● **REQUIREMENTS**:
In the listing that follows, how many lines contain "alone"? Give the number only.

======== DATASET CONTENT

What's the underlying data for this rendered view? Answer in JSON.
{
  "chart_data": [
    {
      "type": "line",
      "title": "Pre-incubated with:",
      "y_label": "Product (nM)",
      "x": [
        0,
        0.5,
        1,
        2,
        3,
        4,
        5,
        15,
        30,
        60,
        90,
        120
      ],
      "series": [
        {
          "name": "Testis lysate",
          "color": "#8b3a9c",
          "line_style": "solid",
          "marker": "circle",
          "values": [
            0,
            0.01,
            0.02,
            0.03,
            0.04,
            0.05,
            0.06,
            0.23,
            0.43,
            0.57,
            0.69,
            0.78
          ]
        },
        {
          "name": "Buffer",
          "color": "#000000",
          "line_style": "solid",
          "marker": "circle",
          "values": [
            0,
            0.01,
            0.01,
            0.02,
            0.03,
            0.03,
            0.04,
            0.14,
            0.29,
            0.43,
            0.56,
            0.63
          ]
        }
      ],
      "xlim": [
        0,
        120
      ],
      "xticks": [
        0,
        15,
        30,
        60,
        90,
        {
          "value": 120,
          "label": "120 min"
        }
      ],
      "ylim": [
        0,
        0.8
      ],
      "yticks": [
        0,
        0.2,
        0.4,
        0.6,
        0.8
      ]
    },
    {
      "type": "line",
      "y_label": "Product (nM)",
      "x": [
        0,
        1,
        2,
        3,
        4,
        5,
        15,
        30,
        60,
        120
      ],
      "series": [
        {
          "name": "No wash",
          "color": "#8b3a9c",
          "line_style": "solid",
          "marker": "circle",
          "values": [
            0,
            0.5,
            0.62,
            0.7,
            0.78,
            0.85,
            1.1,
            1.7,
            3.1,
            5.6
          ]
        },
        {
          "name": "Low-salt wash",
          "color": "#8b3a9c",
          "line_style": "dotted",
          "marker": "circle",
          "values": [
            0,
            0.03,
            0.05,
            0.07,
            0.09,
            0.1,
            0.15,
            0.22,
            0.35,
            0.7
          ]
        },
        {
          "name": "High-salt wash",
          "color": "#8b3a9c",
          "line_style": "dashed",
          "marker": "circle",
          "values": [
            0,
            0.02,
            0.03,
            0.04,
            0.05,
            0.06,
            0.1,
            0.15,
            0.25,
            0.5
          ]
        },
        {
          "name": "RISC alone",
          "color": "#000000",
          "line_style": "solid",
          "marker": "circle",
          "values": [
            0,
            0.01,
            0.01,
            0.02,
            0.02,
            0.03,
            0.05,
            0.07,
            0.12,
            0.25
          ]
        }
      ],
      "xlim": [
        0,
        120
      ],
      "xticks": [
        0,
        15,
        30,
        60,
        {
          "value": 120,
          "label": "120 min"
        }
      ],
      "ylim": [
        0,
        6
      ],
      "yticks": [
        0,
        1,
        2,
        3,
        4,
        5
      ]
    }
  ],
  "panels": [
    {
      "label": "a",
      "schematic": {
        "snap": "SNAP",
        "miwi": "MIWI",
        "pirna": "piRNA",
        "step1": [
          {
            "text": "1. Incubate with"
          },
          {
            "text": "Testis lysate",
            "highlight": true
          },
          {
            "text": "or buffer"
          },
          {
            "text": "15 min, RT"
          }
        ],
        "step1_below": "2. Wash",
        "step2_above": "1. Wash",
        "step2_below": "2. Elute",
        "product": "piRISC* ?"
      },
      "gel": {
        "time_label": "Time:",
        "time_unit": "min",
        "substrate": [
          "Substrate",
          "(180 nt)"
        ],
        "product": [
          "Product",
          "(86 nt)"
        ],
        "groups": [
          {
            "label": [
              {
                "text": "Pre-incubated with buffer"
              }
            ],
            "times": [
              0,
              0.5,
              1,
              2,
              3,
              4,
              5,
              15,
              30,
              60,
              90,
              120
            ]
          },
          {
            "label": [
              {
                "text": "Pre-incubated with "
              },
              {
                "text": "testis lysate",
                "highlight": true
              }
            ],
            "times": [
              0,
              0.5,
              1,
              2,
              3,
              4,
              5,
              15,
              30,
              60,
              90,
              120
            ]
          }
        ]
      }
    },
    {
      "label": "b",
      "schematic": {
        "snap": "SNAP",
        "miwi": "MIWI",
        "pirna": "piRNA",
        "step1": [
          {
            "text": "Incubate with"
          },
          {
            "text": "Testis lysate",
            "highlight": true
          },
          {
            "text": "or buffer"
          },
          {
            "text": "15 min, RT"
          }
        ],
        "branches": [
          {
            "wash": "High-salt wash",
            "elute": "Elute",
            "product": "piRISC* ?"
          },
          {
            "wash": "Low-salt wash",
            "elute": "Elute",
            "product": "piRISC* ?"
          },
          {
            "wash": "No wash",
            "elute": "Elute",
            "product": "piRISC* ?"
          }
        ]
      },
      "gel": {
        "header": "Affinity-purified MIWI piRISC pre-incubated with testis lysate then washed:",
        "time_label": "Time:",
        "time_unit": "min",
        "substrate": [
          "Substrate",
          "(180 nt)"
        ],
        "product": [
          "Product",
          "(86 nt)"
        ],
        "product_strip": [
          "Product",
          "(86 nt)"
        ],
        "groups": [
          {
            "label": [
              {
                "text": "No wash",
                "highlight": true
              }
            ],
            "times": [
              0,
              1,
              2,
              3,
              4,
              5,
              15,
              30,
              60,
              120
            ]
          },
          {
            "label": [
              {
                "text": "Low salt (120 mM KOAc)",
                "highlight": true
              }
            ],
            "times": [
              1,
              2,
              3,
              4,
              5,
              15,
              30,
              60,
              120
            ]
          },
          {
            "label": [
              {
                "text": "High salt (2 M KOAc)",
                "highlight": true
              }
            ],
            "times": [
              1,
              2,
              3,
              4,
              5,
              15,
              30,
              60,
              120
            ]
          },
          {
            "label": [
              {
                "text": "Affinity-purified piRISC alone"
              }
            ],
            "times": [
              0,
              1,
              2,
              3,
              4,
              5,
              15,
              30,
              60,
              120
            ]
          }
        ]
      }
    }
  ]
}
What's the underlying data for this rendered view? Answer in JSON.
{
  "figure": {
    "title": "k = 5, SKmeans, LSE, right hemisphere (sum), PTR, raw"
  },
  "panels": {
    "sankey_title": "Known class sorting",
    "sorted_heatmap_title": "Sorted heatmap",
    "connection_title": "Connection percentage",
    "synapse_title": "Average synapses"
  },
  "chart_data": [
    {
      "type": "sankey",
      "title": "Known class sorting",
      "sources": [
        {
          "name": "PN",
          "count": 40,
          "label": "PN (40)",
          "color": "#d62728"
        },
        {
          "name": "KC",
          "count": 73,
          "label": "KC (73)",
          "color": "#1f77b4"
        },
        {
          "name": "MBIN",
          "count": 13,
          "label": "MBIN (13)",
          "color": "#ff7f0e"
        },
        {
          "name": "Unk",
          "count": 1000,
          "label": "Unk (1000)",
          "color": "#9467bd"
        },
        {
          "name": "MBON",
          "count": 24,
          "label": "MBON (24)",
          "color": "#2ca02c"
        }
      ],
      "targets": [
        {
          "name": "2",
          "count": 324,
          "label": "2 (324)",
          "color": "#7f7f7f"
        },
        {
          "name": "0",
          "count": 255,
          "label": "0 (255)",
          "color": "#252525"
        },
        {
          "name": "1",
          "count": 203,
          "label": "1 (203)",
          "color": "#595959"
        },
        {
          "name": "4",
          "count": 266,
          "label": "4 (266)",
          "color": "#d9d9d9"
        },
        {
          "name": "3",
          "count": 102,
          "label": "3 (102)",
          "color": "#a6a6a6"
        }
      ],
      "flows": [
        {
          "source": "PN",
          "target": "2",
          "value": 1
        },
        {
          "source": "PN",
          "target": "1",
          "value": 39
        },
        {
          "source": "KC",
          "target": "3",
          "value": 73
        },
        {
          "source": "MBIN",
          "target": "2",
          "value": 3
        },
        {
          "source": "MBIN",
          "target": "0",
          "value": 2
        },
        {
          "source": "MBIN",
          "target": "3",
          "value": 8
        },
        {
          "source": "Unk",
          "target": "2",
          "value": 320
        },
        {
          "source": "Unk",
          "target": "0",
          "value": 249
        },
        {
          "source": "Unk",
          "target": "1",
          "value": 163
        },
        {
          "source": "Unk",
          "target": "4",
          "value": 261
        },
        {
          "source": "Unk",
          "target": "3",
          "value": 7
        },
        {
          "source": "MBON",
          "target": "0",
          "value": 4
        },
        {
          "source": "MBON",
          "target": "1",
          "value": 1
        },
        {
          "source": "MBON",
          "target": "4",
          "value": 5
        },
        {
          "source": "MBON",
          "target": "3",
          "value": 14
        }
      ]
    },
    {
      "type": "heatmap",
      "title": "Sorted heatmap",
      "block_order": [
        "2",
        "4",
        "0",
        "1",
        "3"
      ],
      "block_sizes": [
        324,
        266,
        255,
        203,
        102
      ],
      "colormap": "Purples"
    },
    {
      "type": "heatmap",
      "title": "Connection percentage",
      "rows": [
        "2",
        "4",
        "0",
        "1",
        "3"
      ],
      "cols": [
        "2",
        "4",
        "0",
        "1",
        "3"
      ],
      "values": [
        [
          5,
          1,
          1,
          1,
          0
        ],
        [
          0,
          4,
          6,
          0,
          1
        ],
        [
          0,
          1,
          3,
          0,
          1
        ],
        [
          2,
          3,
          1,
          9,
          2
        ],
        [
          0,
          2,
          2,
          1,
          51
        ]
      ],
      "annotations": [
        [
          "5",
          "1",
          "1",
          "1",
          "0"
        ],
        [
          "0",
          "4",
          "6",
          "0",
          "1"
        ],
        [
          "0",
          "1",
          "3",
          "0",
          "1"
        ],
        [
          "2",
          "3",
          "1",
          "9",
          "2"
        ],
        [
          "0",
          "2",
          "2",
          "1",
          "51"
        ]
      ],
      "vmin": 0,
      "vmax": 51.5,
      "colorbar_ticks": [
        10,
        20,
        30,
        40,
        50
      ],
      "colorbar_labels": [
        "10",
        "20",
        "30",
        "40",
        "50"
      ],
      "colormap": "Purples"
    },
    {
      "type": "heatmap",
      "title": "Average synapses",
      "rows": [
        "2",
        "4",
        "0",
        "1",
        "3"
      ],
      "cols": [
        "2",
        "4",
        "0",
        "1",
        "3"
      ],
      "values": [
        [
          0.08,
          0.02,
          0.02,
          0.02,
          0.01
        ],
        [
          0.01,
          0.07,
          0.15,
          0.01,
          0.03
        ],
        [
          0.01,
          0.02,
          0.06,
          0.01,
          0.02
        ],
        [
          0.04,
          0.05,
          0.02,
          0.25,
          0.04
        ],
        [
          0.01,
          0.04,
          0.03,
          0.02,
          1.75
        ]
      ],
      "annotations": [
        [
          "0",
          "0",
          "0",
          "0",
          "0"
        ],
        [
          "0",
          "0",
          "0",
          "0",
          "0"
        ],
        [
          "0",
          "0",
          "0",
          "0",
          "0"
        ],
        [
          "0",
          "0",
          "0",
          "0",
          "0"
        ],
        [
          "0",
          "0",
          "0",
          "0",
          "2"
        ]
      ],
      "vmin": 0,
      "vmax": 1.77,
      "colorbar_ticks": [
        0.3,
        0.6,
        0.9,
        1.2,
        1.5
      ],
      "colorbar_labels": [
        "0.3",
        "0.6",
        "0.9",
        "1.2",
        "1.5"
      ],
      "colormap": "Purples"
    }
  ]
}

================

● **ANSWER TO THIS TASK**:
2